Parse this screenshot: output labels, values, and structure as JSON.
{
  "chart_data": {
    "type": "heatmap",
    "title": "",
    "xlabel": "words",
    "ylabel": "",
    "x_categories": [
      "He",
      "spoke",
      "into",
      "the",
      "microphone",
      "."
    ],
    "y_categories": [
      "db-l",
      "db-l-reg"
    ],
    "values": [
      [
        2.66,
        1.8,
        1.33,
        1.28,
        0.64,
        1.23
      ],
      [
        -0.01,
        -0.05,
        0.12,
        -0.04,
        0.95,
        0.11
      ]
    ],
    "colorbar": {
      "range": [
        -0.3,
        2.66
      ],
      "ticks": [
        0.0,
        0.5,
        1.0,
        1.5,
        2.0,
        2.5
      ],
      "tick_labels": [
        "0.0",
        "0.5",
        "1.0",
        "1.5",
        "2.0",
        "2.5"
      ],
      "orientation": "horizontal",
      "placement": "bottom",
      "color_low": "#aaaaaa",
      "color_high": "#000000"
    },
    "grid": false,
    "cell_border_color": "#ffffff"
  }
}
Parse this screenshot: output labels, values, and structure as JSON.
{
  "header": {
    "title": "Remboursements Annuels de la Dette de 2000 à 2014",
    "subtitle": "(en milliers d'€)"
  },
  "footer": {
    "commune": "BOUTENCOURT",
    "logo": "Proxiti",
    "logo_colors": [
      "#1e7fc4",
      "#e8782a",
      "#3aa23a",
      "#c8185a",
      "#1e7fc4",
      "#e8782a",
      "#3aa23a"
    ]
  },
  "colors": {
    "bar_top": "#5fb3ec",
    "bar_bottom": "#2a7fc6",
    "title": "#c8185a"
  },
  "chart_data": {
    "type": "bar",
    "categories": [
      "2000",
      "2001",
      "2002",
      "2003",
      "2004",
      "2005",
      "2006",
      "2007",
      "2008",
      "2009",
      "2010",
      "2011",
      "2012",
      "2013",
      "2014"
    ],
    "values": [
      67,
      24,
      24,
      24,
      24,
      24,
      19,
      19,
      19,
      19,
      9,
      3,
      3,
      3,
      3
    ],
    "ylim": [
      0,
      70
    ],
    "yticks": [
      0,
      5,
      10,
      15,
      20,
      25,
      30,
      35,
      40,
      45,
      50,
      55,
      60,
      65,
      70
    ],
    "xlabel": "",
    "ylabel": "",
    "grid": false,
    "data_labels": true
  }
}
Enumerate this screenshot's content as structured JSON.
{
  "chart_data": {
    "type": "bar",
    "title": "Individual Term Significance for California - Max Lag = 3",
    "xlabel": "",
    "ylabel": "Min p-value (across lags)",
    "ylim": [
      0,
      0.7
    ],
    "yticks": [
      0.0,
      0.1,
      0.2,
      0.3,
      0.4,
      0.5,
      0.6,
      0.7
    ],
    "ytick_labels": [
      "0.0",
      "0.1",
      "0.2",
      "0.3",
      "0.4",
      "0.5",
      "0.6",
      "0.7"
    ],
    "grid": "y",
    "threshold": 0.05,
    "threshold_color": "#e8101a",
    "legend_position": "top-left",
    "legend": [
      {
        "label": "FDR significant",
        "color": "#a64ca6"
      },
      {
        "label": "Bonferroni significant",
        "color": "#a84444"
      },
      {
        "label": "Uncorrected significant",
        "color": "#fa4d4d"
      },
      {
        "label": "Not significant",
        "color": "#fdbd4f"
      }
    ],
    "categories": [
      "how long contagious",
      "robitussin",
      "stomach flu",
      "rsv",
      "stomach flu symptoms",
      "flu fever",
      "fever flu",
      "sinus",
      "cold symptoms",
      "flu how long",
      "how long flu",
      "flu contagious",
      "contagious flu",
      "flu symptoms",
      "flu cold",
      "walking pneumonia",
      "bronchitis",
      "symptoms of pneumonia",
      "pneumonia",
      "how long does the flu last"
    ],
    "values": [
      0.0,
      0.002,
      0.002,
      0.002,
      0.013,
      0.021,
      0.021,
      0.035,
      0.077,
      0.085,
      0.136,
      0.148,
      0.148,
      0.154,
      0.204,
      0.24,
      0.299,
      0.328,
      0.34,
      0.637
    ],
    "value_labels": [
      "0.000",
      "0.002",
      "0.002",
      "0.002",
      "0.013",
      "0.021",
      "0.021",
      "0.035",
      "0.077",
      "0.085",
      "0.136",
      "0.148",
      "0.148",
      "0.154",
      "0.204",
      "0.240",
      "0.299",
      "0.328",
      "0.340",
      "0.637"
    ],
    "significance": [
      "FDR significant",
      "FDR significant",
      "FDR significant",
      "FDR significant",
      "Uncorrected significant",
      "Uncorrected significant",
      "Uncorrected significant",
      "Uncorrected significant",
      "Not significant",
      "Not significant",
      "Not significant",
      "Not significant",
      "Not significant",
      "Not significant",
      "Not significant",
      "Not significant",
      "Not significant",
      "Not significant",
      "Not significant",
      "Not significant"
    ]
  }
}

- - - - -

> **YOUR TASK**
Find the string "contagious" in the records, then copy each line where it occurs.

> **ANSWER**
      "how long contagious",
      "flu contagious",
      "contagious flu",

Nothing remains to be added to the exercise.